##### Task inputs

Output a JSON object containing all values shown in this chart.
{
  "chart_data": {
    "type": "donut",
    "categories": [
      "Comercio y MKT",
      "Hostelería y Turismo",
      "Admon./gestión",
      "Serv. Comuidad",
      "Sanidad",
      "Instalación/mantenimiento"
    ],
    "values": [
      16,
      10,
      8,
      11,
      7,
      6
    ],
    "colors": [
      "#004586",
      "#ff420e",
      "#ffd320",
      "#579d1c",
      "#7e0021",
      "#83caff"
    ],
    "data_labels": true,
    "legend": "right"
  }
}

##########

§ **What you should do**: Set down every line of the listing above again, exactly as given.

§ **Expected output**:
Output a JSON object containing all values shown in this chart.
{
  "chart_data": {
    "type": "donut",
    "categories": [
      "Comercio y MKT",
      "Hostelería y Turismo",
      "Admon./gestión",
      "Serv. Comuidad",
      "Sanidad",
      "Instalación/mantenimiento"
    ],
    "values": [
      16,
      10,
      8,
      11,
      7,
      6
    ],
    "colors": [
      "#004586",
      "#ff420e",
      "#ffd320",
      "#579d1c",
      "#7e0021",
      "#83caff"
    ],
    "data_labels": true,
    "legend": "right"
  }
}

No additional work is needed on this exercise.